> _Task goal_:
Write every line of the material out exactly as shown.

> _Dataset extract_:
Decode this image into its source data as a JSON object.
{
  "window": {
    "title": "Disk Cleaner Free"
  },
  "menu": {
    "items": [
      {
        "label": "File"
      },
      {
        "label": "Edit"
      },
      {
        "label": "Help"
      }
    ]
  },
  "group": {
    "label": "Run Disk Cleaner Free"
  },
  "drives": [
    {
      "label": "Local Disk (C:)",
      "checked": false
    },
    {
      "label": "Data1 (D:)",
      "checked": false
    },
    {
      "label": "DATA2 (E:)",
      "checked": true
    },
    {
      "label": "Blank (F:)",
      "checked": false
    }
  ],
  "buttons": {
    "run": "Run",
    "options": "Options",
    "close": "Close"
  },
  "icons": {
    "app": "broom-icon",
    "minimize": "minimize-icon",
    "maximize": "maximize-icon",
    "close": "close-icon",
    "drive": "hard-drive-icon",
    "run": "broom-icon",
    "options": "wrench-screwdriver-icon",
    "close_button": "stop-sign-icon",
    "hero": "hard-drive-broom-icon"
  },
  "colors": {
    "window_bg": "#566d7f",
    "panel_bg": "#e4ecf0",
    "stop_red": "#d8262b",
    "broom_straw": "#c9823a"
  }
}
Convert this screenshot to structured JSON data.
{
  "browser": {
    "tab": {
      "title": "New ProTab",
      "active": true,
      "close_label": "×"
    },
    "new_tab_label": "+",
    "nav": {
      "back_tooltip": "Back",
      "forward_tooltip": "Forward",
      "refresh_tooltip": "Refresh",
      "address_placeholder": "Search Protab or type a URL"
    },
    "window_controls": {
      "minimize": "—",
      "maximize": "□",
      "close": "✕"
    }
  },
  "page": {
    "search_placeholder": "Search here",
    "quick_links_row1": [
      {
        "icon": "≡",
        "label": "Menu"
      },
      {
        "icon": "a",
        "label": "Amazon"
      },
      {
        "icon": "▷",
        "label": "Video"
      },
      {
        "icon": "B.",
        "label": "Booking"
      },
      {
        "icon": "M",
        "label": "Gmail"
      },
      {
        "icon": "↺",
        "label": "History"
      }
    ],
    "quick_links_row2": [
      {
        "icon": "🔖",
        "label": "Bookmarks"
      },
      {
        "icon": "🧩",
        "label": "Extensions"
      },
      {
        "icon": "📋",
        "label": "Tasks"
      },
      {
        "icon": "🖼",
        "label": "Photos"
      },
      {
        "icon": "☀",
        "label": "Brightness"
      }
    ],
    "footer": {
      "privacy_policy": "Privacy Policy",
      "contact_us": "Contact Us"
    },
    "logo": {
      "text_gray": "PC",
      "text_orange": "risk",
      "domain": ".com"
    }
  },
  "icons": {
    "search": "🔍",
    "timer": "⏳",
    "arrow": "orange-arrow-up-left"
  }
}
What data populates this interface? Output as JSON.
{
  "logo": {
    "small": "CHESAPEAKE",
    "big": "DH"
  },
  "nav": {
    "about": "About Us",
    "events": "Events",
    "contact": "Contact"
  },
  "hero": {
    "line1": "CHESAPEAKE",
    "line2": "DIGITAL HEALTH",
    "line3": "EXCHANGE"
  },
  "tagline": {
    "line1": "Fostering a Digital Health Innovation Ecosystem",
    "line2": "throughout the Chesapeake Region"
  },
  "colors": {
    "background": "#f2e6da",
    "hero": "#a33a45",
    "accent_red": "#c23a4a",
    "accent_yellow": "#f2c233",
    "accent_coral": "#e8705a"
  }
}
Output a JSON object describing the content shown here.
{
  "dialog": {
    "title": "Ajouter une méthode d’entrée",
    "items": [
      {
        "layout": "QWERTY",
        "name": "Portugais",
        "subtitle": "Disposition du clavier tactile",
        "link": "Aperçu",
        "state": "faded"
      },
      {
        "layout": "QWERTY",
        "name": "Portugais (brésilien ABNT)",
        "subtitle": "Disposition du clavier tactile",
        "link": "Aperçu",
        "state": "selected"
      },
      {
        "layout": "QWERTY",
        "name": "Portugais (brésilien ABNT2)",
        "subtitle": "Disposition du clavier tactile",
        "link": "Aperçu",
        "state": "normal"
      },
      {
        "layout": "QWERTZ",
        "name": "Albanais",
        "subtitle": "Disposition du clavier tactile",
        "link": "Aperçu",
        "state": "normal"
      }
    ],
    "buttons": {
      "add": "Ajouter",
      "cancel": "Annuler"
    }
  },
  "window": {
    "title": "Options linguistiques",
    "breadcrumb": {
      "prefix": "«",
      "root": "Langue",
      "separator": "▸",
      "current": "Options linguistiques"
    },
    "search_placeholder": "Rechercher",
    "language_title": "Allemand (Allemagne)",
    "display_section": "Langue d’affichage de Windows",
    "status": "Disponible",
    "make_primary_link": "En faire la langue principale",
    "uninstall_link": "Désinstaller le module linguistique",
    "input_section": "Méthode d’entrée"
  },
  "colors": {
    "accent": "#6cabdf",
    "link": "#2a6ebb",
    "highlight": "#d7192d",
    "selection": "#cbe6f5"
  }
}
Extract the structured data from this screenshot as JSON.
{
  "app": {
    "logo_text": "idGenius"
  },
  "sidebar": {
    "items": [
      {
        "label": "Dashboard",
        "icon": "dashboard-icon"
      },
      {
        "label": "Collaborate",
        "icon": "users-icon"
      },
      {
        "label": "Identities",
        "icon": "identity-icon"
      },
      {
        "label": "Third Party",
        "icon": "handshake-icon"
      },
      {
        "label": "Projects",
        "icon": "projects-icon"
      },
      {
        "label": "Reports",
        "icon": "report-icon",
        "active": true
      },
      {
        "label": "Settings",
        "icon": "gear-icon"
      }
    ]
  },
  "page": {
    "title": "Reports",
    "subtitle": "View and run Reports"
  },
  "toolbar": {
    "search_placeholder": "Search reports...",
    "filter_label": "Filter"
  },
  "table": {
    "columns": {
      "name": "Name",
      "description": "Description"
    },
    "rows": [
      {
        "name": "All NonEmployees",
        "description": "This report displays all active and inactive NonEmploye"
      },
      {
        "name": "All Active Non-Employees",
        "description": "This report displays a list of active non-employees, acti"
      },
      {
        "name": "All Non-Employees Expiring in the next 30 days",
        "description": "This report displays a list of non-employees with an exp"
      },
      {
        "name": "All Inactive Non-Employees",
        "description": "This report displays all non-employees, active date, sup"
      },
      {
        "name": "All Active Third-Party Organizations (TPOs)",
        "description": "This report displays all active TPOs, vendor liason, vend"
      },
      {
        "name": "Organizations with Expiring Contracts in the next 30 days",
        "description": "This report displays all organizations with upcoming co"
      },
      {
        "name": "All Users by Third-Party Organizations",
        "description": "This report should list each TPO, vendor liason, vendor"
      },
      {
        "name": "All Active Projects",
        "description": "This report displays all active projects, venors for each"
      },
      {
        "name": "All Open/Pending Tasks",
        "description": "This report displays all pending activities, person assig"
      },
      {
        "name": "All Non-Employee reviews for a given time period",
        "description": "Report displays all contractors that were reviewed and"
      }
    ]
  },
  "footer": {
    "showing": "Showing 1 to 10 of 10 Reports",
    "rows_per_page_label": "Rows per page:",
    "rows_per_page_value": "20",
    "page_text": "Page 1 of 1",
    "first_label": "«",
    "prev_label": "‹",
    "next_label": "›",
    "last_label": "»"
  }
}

> _Written answer_:
Decode this image into its source data as a JSON object.
{
  "window": {
    "title": "Disk Cleaner Free"
  },
  "menu": {
    "items": [
      {
        "label": "File"
      },
      {
        "label": "Edit"
      },
      {
        "label": "Help"
      }
    ]
  },
  "group": {
    "label": "Run Disk Cleaner Free"
  },
  "drives": [
    {
      "label": "Local Disk (C:)",
      "checked": false
    },
    {
      "label": "Data1 (D:)",
      "checked": false
    },
    {
      "label": "DATA2 (E:)",
      "checked": true
    },
    {
      "label": "Blank (F:)",
      "checked": false
    }
  ],
  "buttons": {
    "run": "Run",
    "options": "Options",
    "close": "Close"
  },
  "icons": {
    "app": "broom-icon",
    "minimize": "minimize-icon",
    "maximize": "maximize-icon",
    "close": "close-icon",
    "drive": "hard-drive-icon",
    "run": "broom-icon",
    "options": "wrench-screwdriver-icon",
    "close_button": "stop-sign-icon",
    "hero": "hard-drive-broom-icon"
  },
  "colors": {
    "window_bg": "#566d7f",
    "panel_bg": "#e4ecf0",
    "stop_red": "#d8262b",
    "broom_straw": "#c9823a"
  }
}
Convert this screenshot to structured JSON data.
{
  "browser": {
    "tab": {
      "title": "New ProTab",
      "active": true,
      "close_label": "×"
    },
    "new_tab_label": "+",
    "nav": {
      "back_tooltip": "Back",
      "forward_tooltip": "Forward",
      "refresh_tooltip": "Refresh",
      "address_placeholder": "Search Protab or type a URL"
    },
    "window_controls": {
      "minimize": "—",
      "maximize": "□",
      "close": "✕"
    }
  },
  "page": {
    "search_placeholder": "Search here",
    "quick_links_row1": [
      {
        "icon": "≡",
        "label": "Menu"
      },
      {
        "icon": "a",
        "label": "Amazon"
      },
      {
        "icon": "▷",
        "label": "Video"
      },
      {
        "icon": "B.",
        "label": "Booking"
      },
      {
        "icon": "M",
        "label": "Gmail"
      },
      {
        "icon": "↺",
        "label": "History"
      }
    ],
    "quick_links_row2": [
      {
        "icon": "🔖",
        "label": "Bookmarks"
      },
      {
        "icon": "🧩",
        "label": "Extensions"
      },
      {
        "icon": "📋",
        "label": "Tasks"
      },
      {
        "icon": "🖼",
        "label": "Photos"
      },
      {
        "icon": "☀",
        "label": "Brightness"
      }
    ],
    "footer": {
      "privacy_policy": "Privacy Policy",
      "contact_us": "Contact Us"
    },
    "logo": {
      "text_gray": "PC",
      "text_orange": "risk",
      "domain": ".com"
    }
  },
  "icons": {
    "search": "🔍",
    "timer": "⏳",
    "arrow": "orange-arrow-up-left"
  }
}
What data populates this interface? Output as JSON.
{
  "logo": {
    "small": "CHESAPEAKE",
    "big": "DH"
  },
  "nav": {
    "about": "About Us",
    "events": "Events",
    "contact": "Contact"
  },
  "hero": {
    "line1": "CHESAPEAKE",
    "line2": "DIGITAL HEALTH",
    "line3": "EXCHANGE"
  },
  "tagline": {
    "line1": "Fostering a Digital Health Innovation Ecosystem",
    "line2": "throughout the Chesapeake Region"
  },
  "colors": {
    "background": "#f2e6da",
    "hero": "#a33a45",
    "accent_red": "#c23a4a",
    "accent_yellow": "#f2c233",
    "accent_coral": "#e8705a"
  }
}
Output a JSON object describing the content shown here.
{
  "dialog": {
    "title": "Ajouter une méthode d’entrée",
    "items": [
      {
        "layout": "QWERTY",
        "name": "Portugais",
        "subtitle": "Disposition du clavier tactile",
        "link": "Aperçu",
        "state": "faded"
      },
      {
        "layout": "QWERTY",
        "name": "Portugais (brésilien ABNT)",
        "subtitle": "Disposition du clavier tactile",
        "link": "Aperçu",
        "state": "selected"
      },
      {
        "layout": "QWERTY",
        "name": "Portugais (brésilien ABNT2)",
        "subtitle": "Disposition du clavier tactile",
        "link": "Aperçu",
        "state": "normal"
      },
      {
        "layout": "QWERTZ",
        "name": "Albanais",
        "subtitle": "Disposition du clavier tactile",
        "link": "Aperçu",
        "state": "normal"
      }
    ],
    "buttons": {
      "add": "Ajouter",
      "cancel": "Annuler"
    }
  },
  "window": {
    "title": "Options linguistiques",
    "breadcrumb": {
      "prefix": "«",
      "root": "Langue",
      "separator": "▸",
      "current": "Options linguistiques"
    },
    "search_placeholder": "Rechercher",
    "language_title": "Allemand (Allemagne)",
    "display_section": "Langue d’affichage de Windows",
    "status": "Disponible",
    "make_primary_link": "En faire la langue principale",
    "uninstall_link": "Désinstaller le module linguistique",
    "input_section": "Méthode d’entrée"
  },
  "colors": {
    "accent": "#6cabdf",
    "link": "#2a6ebb",
    "highlight": "#d7192d",
    "selection": "#cbe6f5"
  }
}
Extract the structured data from this screenshot as JSON.
{
  "app": {
    "logo_text": "idGenius"
  },
  "sidebar": {
    "items": [
      {
        "label": "Dashboard",
        "icon": "dashboard-icon"
      },
      {
        "label": "Collaborate",
        "icon": "users-icon"
      },
      {
        "label": "Identities",
        "icon": "identity-icon"
      },
      {
        "label": "Third Party",
        "icon": "handshake-icon"
      },
      {
        "label": "Projects",
        "icon": "projects-icon"
      },
      {
        "label": "Reports",
        "icon": "report-icon",
        "active": true
      },
      {
        "label": "Settings",
        "icon": "gear-icon"
      }
    ]
  },
  "page": {
    "title": "Reports",
    "subtitle": "View and run Reports"
  },
  "toolbar": {
    "search_placeholder": "Search reports...",
    "filter_label": "Filter"
  },
  "table": {
    "columns": {
      "name": "Name",
      "description": "Description"
    },
    "rows": [
      {
        "name": "All NonEmployees",
        "description": "This report displays all active and inactive NonEmploye"
      },
      {
        "name": "All Active Non-Employees",
        "description": "This report displays a list of active non-employees, acti"
      },
      {
        "name": "All Non-Employees Expiring in the next 30 days",
        "description": "This report displays a list of non-employees with an exp"
      },
      {
        "name": "All Inactive Non-Employees",
        "description": "This report displays all non-employees, active date, sup"
      },
      {
        "name": "All Active Third-Party Organizations (TPOs)",
        "description": "This report displays all active TPOs, vendor liason, vend"
      },
      {
        "name": "Organizations with Expiring Contracts in the next 30 days",
        "description": "This report displays all organizations with upcoming co"
      },
      {
        "name": "All Users by Third-Party Organizations",
        "description": "This report should list each TPO, vendor liason, vendor"
      },
      {
        "name": "All Active Projects",
        "description": "This report displays all active projects, venors for each"
      },
      {
        "name": "All Open/Pending Tasks",
        "description": "This report displays all pending activities, person assig"
      },
      {
        "name": "All Non-Employee reviews for a given time period",
        "description": "Report displays all contractors that were reviewed and"
      }
    ]
  },
  "footer": {
    "showing": "Showing 1 to 10 of 10 Reports",
    "rows_per_page_label": "Rows per page:",
    "rows_per_page_value": "20",
    "page_text": "Page 1 of 1",
    "first_label": "«",
    "prev_label": "‹",
    "next_label": "›",
    "last_label": "»"
  }
}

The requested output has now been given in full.